**Stored rows**.
********

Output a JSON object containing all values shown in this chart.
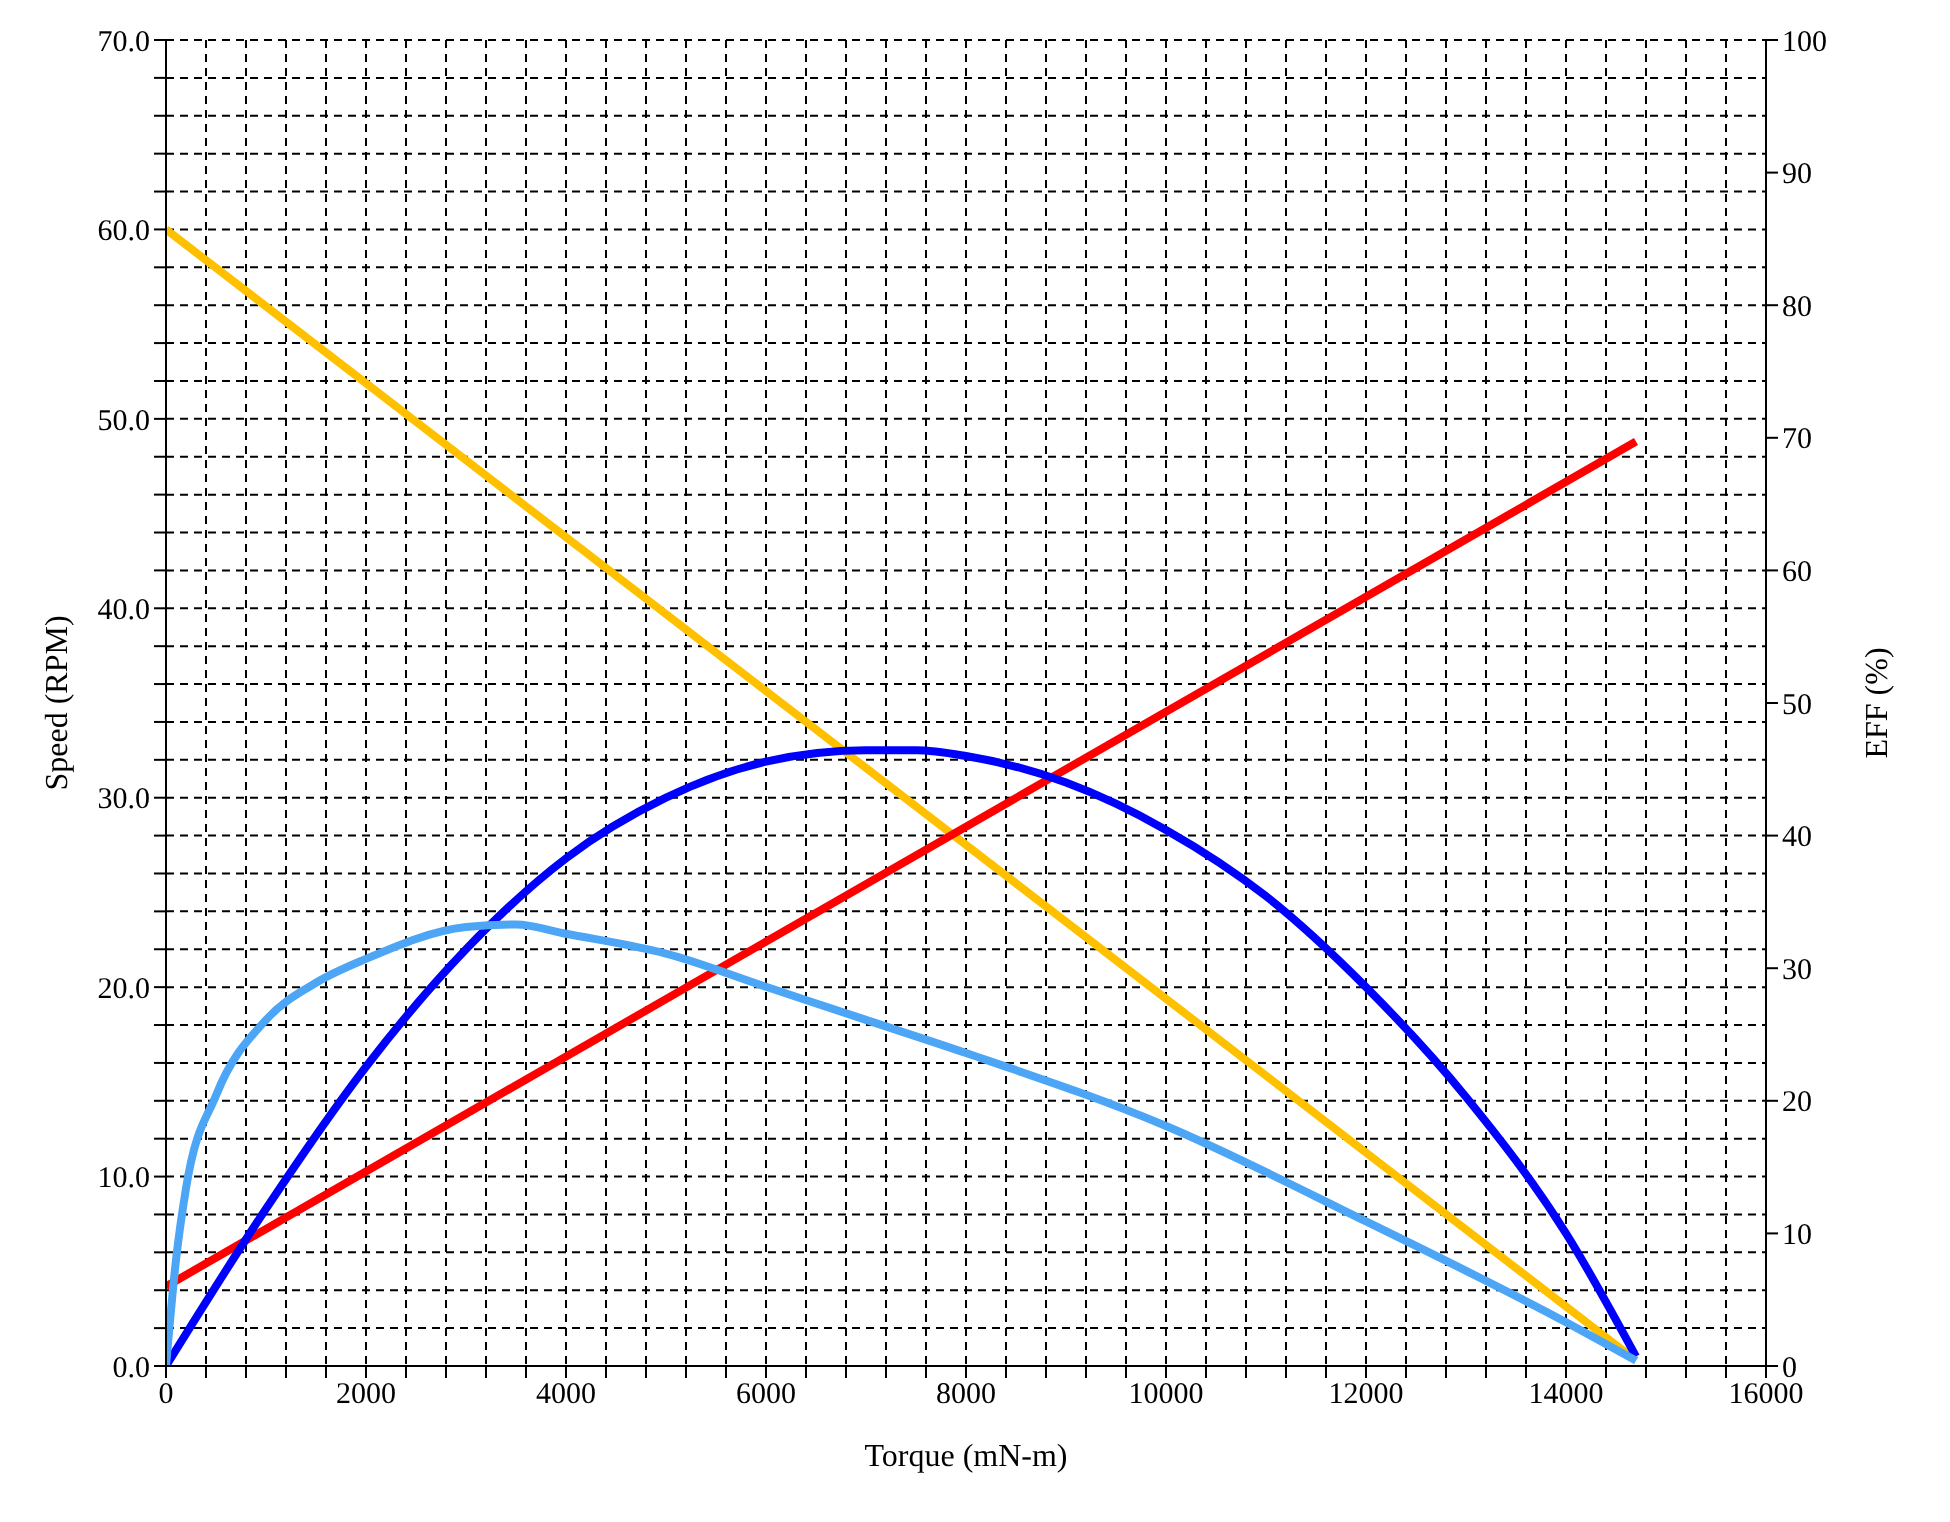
{
  "chart_data": {
    "type": "line",
    "xlabel": "Torque (mN-m)",
    "ylabel": "Speed (RPM)",
    "y2label": "EFF (%)",
    "xlim": [
      0,
      16000
    ],
    "xticks": [
      0,
      {
        "value": 400,
        "label": null
      },
      {
        "value": 800,
        "label": null
      },
      {
        "value": 1200,
        "label": null
      },
      {
        "value": 1600,
        "label": null
      },
      2000,
      {
        "value": 2400,
        "label": null
      },
      {
        "value": 2800,
        "label": null
      },
      {
        "value": 3200,
        "label": null
      },
      {
        "value": 3600,
        "label": null
      },
      4000,
      {
        "value": 4400,
        "label": null
      },
      {
        "value": 4800,
        "label": null
      },
      {
        "value": 5200,
        "label": null
      },
      {
        "value": 5600,
        "label": null
      },
      6000,
      {
        "value": 6400,
        "label": null
      },
      {
        "value": 6800,
        "label": null
      },
      {
        "value": 7200,
        "label": null
      },
      {
        "value": 7600,
        "label": null
      },
      8000,
      {
        "value": 8400,
        "label": null
      },
      {
        "value": 8800,
        "label": null
      },
      {
        "value": 9200,
        "label": null
      },
      {
        "value": 9600,
        "label": null
      },
      10000,
      {
        "value": 10400,
        "label": null
      },
      {
        "value": 10800,
        "label": null
      },
      {
        "value": 11200,
        "label": null
      },
      {
        "value": 11600,
        "label": null
      },
      12000,
      {
        "value": 12400,
        "label": null
      },
      {
        "value": 12800,
        "label": null
      },
      {
        "value": 13200,
        "label": null
      },
      {
        "value": 13600,
        "label": null
      },
      14000,
      {
        "value": 14400,
        "label": null
      },
      {
        "value": 14800,
        "label": null
      },
      {
        "value": 15200,
        "label": null
      },
      {
        "value": 15600,
        "label": null
      },
      16000
    ],
    "ylim": [
      0,
      70
    ],
    "yticks": [
      {
        "value": 0,
        "label": "0.0"
      },
      {
        "value": 2,
        "label": null
      },
      {
        "value": 4,
        "label": null
      },
      {
        "value": 6,
        "label": null
      },
      {
        "value": 8,
        "label": null
      },
      {
        "value": 10,
        "label": "10.0"
      },
      {
        "value": 12,
        "label": null
      },
      {
        "value": 14,
        "label": null
      },
      {
        "value": 16,
        "label": null
      },
      {
        "value": 18,
        "label": null
      },
      {
        "value": 20,
        "label": "20.0"
      },
      {
        "value": 22,
        "label": null
      },
      {
        "value": 24,
        "label": null
      },
      {
        "value": 26,
        "label": null
      },
      {
        "value": 28,
        "label": null
      },
      {
        "value": 30,
        "label": "30.0"
      },
      {
        "value": 32,
        "label": null
      },
      {
        "value": 34,
        "label": null
      },
      {
        "value": 36,
        "label": null
      },
      {
        "value": 38,
        "label": null
      },
      {
        "value": 40,
        "label": "40.0"
      },
      {
        "value": 42,
        "label": null
      },
      {
        "value": 44,
        "label": null
      },
      {
        "value": 46,
        "label": null
      },
      {
        "value": 48,
        "label": null
      },
      {
        "value": 50,
        "label": "50.0"
      },
      {
        "value": 52,
        "label": null
      },
      {
        "value": 54,
        "label": null
      },
      {
        "value": 56,
        "label": null
      },
      {
        "value": 58,
        "label": null
      },
      {
        "value": 60,
        "label": "60.0"
      },
      {
        "value": 62,
        "label": null
      },
      {
        "value": 64,
        "label": null
      },
      {
        "value": 66,
        "label": null
      },
      {
        "value": 68,
        "label": null
      },
      {
        "value": 70,
        "label": "70.0"
      }
    ],
    "y2lim": [
      0,
      100
    ],
    "y2ticks": [
      0,
      10,
      20,
      30,
      40,
      50,
      60,
      70,
      80,
      90,
      100
    ],
    "grid": true,
    "marker": "none",
    "line_style": "solid",
    "series": [
      {
        "color": "#ffc000",
        "x": [
          0,
          14700
        ],
        "values": [
          60,
          0.3
        ]
      },
      {
        "color": "#ff0000",
        "x": [
          0,
          14700
        ],
        "values": [
          4.2,
          48.8
        ]
      },
      {
        "color": "#0000ff",
        "x": [
          0,
          1000,
          2000,
          3000,
          4000,
          5000,
          6000,
          7000,
          7500,
          8000,
          9000,
          10000,
          11000,
          12000,
          13000,
          14000,
          14700
        ],
        "values": [
          0,
          8.3,
          15.8,
          22,
          26.8,
          30,
          31.9,
          32.5,
          32.5,
          32.2,
          30.8,
          28.3,
          24.8,
          20,
          14.2,
          7,
          0.5
        ]
      },
      {
        "color": "#4da6f5",
        "axis": "y2",
        "x": [
          0,
          100,
          200,
          500,
          1000,
          1500,
          2000,
          3000,
          3500,
          4000,
          5000,
          6000,
          7000,
          8000,
          10000,
          12000,
          14000,
          14700
        ],
        "values": [
          0,
          8,
          13.4,
          20.4,
          26.1,
          28.9,
          30.7,
          33.1,
          33.3,
          32.6,
          31.1,
          28.6,
          26.1,
          23.6,
          18.1,
          10.9,
          3.3,
          0.4
        ]
      }
    ]
  }
}
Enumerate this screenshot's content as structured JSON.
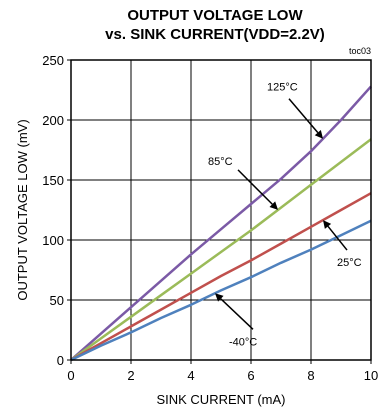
{
  "chart_data": {
    "type": "line",
    "title": "OUTPUT VOLTAGE LOW",
    "subtitle": "vs. SINK CURRENT(VDD=2.2V)",
    "figure_id": "toc03",
    "xlabel": "SINK CURRENT (mA)",
    "ylabel": "OUTPUT VOLTAGE LOW (mV)",
    "xlim": [
      0,
      10
    ],
    "ylim": [
      0,
      250
    ],
    "xticks": [
      0,
      2,
      4,
      6,
      8,
      10
    ],
    "yticks": [
      0,
      50,
      100,
      150,
      200,
      250
    ],
    "grid": true,
    "series": [
      {
        "name": "125°C",
        "color": "#7b5aa6",
        "x": [
          0,
          1,
          2,
          3,
          4,
          5,
          6,
          7,
          8,
          9,
          10
        ],
        "y": [
          0,
          22,
          44,
          66,
          88,
          109,
          130,
          151,
          174,
          200,
          228
        ]
      },
      {
        "name": "85°C",
        "color": "#9bbb59",
        "x": [
          0,
          1,
          2,
          3,
          4,
          5,
          6,
          7,
          8,
          9,
          10
        ],
        "y": [
          0,
          18,
          36,
          54,
          72,
          90,
          108,
          127,
          146,
          165,
          184
        ]
      },
      {
        "name": "25°C",
        "color": "#c0504d",
        "x": [
          0,
          1,
          2,
          3,
          4,
          5,
          6,
          7,
          8,
          9,
          10
        ],
        "y": [
          0,
          14,
          28,
          42,
          56,
          70,
          83,
          97,
          111,
          125,
          139
        ]
      },
      {
        "name": "-40°C",
        "color": "#4f81bd",
        "x": [
          0,
          1,
          2,
          3,
          4,
          5,
          6,
          7,
          8,
          9,
          10
        ],
        "y": [
          0,
          12,
          23,
          35,
          46,
          58,
          69,
          81,
          92,
          104,
          116
        ]
      }
    ],
    "annotations": [
      {
        "text": "125°C",
        "series": "125°C",
        "at_x": 8.4
      },
      {
        "text": "85°C",
        "series": "85°C",
        "at_x": 6.9
      },
      {
        "text": "25°C",
        "series": "25°C",
        "at_x": 8.4
      },
      {
        "text": "-40°C",
        "series": "-40°C",
        "at_x": 4.8
      }
    ]
  }
}
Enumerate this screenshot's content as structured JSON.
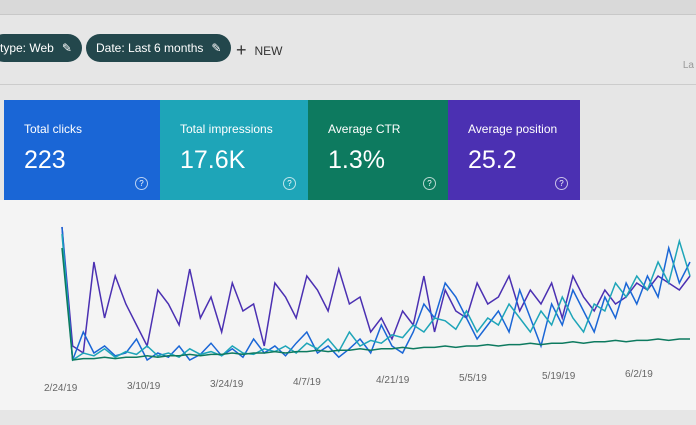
{
  "filters": [
    {
      "label": "type: Web"
    },
    {
      "label": "Date: Last 6 months"
    }
  ],
  "new_label": "NEW",
  "right_text": "La",
  "cards": [
    {
      "label": "Total clicks",
      "value": "223",
      "color": "#1a66d6"
    },
    {
      "label": "Total impressions",
      "value": "17.6K",
      "color": "#1ea5b8"
    },
    {
      "label": "Average CTR",
      "value": "1.3%",
      "color": "#0d7a5f"
    },
    {
      "label": "Average position",
      "value": "25.2",
      "color": "#4b30b2"
    }
  ],
  "chart_data": {
    "type": "line",
    "x_tick_labels": [
      "2/24/19",
      "3/10/19",
      "3/24/19",
      "4/7/19",
      "4/21/19",
      "5/5/19",
      "5/19/19",
      "6/2/19"
    ],
    "series": [
      {
        "color": "#4b30b2",
        "values": [
          95,
          10,
          5,
          70,
          30,
          60,
          40,
          25,
          10,
          50,
          40,
          25,
          65,
          30,
          45,
          20,
          55,
          35,
          40,
          10,
          55,
          45,
          30,
          60,
          50,
          35,
          65,
          40,
          45,
          20,
          30,
          15,
          35,
          25,
          60,
          20,
          50,
          35,
          30,
          55,
          40,
          45,
          60,
          35,
          50,
          40,
          55,
          30,
          60,
          45,
          35,
          50,
          40,
          45,
          55,
          50,
          60,
          55,
          50,
          60
        ]
      },
      {
        "color": "#1a66d6",
        "values": [
          95,
          0,
          20,
          5,
          10,
          3,
          5,
          15,
          0,
          5,
          2,
          10,
          0,
          4,
          12,
          3,
          8,
          2,
          15,
          5,
          10,
          3,
          12,
          20,
          5,
          10,
          2,
          8,
          15,
          5,
          25,
          10,
          5,
          20,
          40,
          30,
          55,
          45,
          30,
          15,
          25,
          35,
          20,
          50,
          30,
          10,
          40,
          25,
          50,
          35,
          20,
          45,
          30,
          55,
          40,
          60,
          45,
          80,
          55,
          70
        ]
      },
      {
        "color": "#1ea5b8",
        "values": [
          90,
          0,
          5,
          3,
          8,
          2,
          6,
          4,
          10,
          3,
          5,
          2,
          8,
          4,
          6,
          3,
          10,
          5,
          4,
          8,
          6,
          10,
          5,
          12,
          8,
          15,
          6,
          20,
          10,
          14,
          12,
          18,
          16,
          25,
          20,
          30,
          28,
          22,
          35,
          20,
          30,
          25,
          40,
          30,
          20,
          35,
          25,
          45,
          30,
          20,
          40,
          35,
          55,
          45,
          60,
          50,
          70,
          55,
          85,
          60
        ]
      },
      {
        "color": "#0d7a5f",
        "values": [
          80,
          0,
          1,
          1,
          2,
          1,
          2,
          2,
          3,
          2,
          3,
          3,
          4,
          3,
          4,
          4,
          5,
          4,
          5,
          5,
          6,
          5,
          6,
          6,
          7,
          6,
          7,
          7,
          8,
          7,
          8,
          8,
          9,
          8,
          9,
          9,
          10,
          9,
          10,
          10,
          11,
          10,
          11,
          11,
          12,
          11,
          12,
          12,
          13,
          12,
          13,
          13,
          14,
          13,
          14,
          14,
          15,
          14,
          15,
          15
        ]
      }
    ]
  }
}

********

**What this task involves**. Write out every line of the entries that holds the word "xlabel".

**Output**.
    "xlabel": "Torque (mN-m)",
    "xlabel": "SINK CURRENT (mA)",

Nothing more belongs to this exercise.